_Provided information_

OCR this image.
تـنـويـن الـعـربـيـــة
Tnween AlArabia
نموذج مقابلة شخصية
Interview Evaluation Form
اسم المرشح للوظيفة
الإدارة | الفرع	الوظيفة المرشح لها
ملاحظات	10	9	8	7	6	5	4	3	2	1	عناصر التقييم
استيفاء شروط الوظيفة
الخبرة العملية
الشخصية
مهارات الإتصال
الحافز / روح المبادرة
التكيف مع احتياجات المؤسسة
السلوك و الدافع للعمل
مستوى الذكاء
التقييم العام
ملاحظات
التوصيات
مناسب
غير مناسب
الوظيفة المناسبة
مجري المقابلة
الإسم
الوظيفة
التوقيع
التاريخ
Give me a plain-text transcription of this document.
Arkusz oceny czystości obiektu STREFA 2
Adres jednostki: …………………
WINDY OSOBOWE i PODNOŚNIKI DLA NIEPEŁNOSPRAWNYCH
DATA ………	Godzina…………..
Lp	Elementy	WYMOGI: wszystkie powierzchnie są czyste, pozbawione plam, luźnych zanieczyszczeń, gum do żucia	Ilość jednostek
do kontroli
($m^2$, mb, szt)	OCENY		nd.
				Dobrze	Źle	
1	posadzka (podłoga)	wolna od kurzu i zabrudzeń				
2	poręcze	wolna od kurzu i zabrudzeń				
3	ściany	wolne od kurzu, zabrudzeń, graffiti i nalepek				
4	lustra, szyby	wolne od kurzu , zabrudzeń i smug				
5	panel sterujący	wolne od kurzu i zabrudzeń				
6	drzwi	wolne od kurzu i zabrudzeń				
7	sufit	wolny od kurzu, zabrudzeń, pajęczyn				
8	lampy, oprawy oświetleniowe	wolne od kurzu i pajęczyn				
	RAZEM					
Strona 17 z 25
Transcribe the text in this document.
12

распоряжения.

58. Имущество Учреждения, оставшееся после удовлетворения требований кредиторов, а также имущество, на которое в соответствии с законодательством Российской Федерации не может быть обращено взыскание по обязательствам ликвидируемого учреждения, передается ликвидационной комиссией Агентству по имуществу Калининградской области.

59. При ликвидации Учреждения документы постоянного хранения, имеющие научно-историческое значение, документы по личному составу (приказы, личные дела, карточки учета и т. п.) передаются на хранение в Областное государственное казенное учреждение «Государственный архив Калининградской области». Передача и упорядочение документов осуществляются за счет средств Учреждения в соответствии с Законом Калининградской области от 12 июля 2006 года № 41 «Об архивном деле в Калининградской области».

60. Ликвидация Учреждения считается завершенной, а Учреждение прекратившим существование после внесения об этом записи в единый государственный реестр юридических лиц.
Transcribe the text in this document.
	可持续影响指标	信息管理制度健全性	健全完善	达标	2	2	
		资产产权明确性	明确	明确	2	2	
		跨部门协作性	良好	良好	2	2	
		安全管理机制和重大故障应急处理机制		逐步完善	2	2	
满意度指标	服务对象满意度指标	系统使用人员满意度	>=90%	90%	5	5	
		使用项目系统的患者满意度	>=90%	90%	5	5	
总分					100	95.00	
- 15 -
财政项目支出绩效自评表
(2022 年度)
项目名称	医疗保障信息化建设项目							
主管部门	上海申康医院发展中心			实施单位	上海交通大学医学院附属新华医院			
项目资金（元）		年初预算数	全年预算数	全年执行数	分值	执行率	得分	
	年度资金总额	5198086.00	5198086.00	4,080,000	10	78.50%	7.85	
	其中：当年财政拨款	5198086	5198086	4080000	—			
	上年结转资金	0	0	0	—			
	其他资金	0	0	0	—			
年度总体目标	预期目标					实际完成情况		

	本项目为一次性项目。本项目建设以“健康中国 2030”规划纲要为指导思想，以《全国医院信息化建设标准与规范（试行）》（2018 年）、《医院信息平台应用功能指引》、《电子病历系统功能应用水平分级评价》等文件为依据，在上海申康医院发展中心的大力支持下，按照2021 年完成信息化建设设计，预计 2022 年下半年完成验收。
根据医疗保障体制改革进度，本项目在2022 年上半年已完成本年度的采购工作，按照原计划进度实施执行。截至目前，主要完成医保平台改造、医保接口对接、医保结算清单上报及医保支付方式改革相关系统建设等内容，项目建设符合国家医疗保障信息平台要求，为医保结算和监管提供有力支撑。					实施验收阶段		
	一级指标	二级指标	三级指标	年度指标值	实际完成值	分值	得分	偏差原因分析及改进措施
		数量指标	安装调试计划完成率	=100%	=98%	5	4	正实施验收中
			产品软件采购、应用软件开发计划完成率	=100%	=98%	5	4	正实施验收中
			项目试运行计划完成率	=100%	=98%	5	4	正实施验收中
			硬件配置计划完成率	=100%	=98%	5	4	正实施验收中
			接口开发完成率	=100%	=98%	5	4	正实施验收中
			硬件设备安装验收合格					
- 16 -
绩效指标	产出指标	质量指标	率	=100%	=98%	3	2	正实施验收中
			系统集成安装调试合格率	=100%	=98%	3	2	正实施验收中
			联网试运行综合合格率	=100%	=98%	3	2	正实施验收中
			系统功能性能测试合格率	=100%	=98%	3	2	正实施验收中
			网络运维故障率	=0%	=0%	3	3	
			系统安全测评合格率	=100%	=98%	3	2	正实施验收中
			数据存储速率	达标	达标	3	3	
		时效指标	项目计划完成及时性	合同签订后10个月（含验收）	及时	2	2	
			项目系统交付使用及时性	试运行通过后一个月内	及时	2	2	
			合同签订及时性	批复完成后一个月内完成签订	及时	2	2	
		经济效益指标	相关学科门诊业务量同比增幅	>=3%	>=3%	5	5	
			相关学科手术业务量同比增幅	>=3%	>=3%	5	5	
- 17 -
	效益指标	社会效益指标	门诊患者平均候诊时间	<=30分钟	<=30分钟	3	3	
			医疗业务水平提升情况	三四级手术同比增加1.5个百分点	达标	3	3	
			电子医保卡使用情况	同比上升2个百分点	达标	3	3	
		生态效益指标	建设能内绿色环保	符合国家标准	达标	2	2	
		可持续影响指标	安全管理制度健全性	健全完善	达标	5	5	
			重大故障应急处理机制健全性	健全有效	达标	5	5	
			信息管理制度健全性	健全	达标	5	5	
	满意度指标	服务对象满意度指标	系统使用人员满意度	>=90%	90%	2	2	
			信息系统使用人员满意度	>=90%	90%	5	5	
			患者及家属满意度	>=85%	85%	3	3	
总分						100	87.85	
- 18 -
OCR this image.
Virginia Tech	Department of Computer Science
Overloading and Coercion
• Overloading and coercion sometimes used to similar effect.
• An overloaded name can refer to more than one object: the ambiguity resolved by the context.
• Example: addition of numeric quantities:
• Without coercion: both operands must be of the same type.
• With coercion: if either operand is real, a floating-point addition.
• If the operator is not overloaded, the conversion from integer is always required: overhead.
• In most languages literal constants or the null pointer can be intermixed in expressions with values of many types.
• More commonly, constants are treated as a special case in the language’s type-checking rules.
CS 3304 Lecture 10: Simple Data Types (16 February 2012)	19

_Stated problem_
Copy each line of the data above without altering a single character.

_Final result_
OCR this image.
تـنـويـن الـعـربـيـــة
Tnween AlArabia
نموذج مقابلة شخصية
Interview Evaluation Form
اسم المرشح للوظيفة
الإدارة | الفرع	الوظيفة المرشح لها
ملاحظات	10	9	8	7	6	5	4	3	2	1	عناصر التقييم
استيفاء شروط الوظيفة
الخبرة العملية
الشخصية
مهارات الإتصال
الحافز / روح المبادرة
التكيف مع احتياجات المؤسسة
السلوك و الدافع للعمل
مستوى الذكاء
التقييم العام
ملاحظات
التوصيات
مناسب
غير مناسب
الوظيفة المناسبة
مجري المقابلة
الإسم
الوظيفة
التوقيع
التاريخ
Give me a plain-text transcription of this document.
Arkusz oceny czystości obiektu STREFA 2
Adres jednostki: …………………
WINDY OSOBOWE i PODNOŚNIKI DLA NIEPEŁNOSPRAWNYCH
DATA ………	Godzina…………..
Lp	Elementy	WYMOGI: wszystkie powierzchnie są czyste, pozbawione plam, luźnych zanieczyszczeń, gum do żucia	Ilość jednostek
do kontroli
($m^2$, mb, szt)	OCENY		nd.
				Dobrze	Źle	
1	posadzka (podłoga)	wolna od kurzu i zabrudzeń				
2	poręcze	wolna od kurzu i zabrudzeń				
3	ściany	wolne od kurzu, zabrudzeń, graffiti i nalepek				
4	lustra, szyby	wolne od kurzu , zabrudzeń i smug				
5	panel sterujący	wolne od kurzu i zabrudzeń				
6	drzwi	wolne od kurzu i zabrudzeń				
7	sufit	wolny od kurzu, zabrudzeń, pajęczyn				
8	lampy, oprawy oświetleniowe	wolne od kurzu i pajęczyn				
	RAZEM					
Strona 17 z 25
Transcribe the text in this document.
12

распоряжения.

58. Имущество Учреждения, оставшееся после удовлетворения требований кредиторов, а также имущество, на которое в соответствии с законодательством Российской Федерации не может быть обращено взыскание по обязательствам ликвидируемого учреждения, передается ликвидационной комиссией Агентству по имуществу Калининградской области.

59. При ликвидации Учреждения документы постоянного хранения, имеющие научно-историческое значение, документы по личному составу (приказы, личные дела, карточки учета и т. п.) передаются на хранение в Областное государственное казенное учреждение «Государственный архив Калининградской области». Передача и упорядочение документов осуществляются за счет средств Учреждения в соответствии с Законом Калининградской области от 12 июля 2006 года № 41 «Об архивном деле в Калининградской области».

60. Ликвидация Учреждения считается завершенной, а Учреждение прекратившим существование после внесения об этом записи в единый государственный реестр юридических лиц.
Transcribe the text in this document.
	可持续影响指标	信息管理制度健全性	健全完善	达标	2	2	
		资产产权明确性	明确	明确	2	2	
		跨部门协作性	良好	良好	2	2	
		安全管理机制和重大故障应急处理机制		逐步完善	2	2	
满意度指标	服务对象满意度指标	系统使用人员满意度	>=90%	90%	5	5	
		使用项目系统的患者满意度	>=90%	90%	5	5	
总分					100	95.00	
- 15 -
财政项目支出绩效自评表
(2022 年度)
项目名称	医疗保障信息化建设项目							
主管部门	上海申康医院发展中心			实施单位	上海交通大学医学院附属新华医院			
项目资金（元）		年初预算数	全年预算数	全年执行数	分值	执行率	得分	
	年度资金总额	5198086.00	5198086.00	4,080,000	10	78.50%	7.85	
	其中：当年财政拨款	5198086	5198086	4080000	—			
	上年结转资金	0	0	0	—			
	其他资金	0	0	0	—			
年度总体目标	预期目标					实际完成情况		

	本项目为一次性项目。本项目建设以“健康中国 2030”规划纲要为指导思想，以《全国医院信息化建设标准与规范（试行）》（2018 年）、《医院信息平台应用功能指引》、《电子病历系统功能应用水平分级评价》等文件为依据，在上海申康医院发展中心的大力支持下，按照2021 年完成信息化建设设计，预计 2022 年下半年完成验收。
根据医疗保障体制改革进度，本项目在2022 年上半年已完成本年度的采购工作，按照原计划进度实施执行。截至目前，主要完成医保平台改造、医保接口对接、医保结算清单上报及医保支付方式改革相关系统建设等内容，项目建设符合国家医疗保障信息平台要求，为医保结算和监管提供有力支撑。					实施验收阶段		
	一级指标	二级指标	三级指标	年度指标值	实际完成值	分值	得分	偏差原因分析及改进措施
		数量指标	安装调试计划完成率	=100%	=98%	5	4	正实施验收中
			产品软件采购、应用软件开发计划完成率	=100%	=98%	5	4	正实施验收中
			项目试运行计划完成率	=100%	=98%	5	4	正实施验收中
			硬件配置计划完成率	=100%	=98%	5	4	正实施验收中
			接口开发完成率	=100%	=98%	5	4	正实施验收中
			硬件设备安装验收合格					
- 16 -
绩效指标	产出指标	质量指标	率	=100%	=98%	3	2	正实施验收中
			系统集成安装调试合格率	=100%	=98%	3	2	正实施验收中
			联网试运行综合合格率	=100%	=98%	3	2	正实施验收中
			系统功能性能测试合格率	=100%	=98%	3	2	正实施验收中
			网络运维故障率	=0%	=0%	3	3	
			系统安全测评合格率	=100%	=98%	3	2	正实施验收中
			数据存储速率	达标	达标	3	3	
		时效指标	项目计划完成及时性	合同签订后10个月（含验收）	及时	2	2	
			项目系统交付使用及时性	试运行通过后一个月内	及时	2	2	
			合同签订及时性	批复完成后一个月内完成签订	及时	2	2	
		经济效益指标	相关学科门诊业务量同比增幅	>=3%	>=3%	5	5	
			相关学科手术业务量同比增幅	>=3%	>=3%	5	5	
- 17 -
	效益指标	社会效益指标	门诊患者平均候诊时间	<=30分钟	<=30分钟	3	3	
			医疗业务水平提升情况	三四级手术同比增加1.5个百分点	达标	3	3	
			电子医保卡使用情况	同比上升2个百分点	达标	3	3	
		生态效益指标	建设能内绿色环保	符合国家标准	达标	2	2	
		可持续影响指标	安全管理制度健全性	健全完善	达标	5	5	
			重大故障应急处理机制健全性	健全有效	达标	5	5	
			信息管理制度健全性	健全	达标	5	5	
	满意度指标	服务对象满意度指标	系统使用人员满意度	>=90%	90%	2	2	
			信息系统使用人员满意度	>=90%	90%	5	5	
			患者及家属满意度	>=85%	85%	3	3	
总分						100	87.85	
- 18 -
OCR this image.
Virginia Tech	Department of Computer Science
Overloading and Coercion
• Overloading and coercion sometimes used to similar effect.
• An overloaded name can refer to more than one object: the ambiguity resolved by the context.
• Example: addition of numeric quantities:
• Without coercion: both operands must be of the same type.
• With coercion: if either operand is real, a floating-point addition.
• If the operator is not overloaded, the conversion from integer is always required: overhead.
• In most languages literal constants or the null pointer can be intermixed in expressions with values of many types.
• More commonly, constants are treated as a special case in the language’s type-checking rules.
CS 3304 Lecture 10: Simple Data Types (16 February 2012)	19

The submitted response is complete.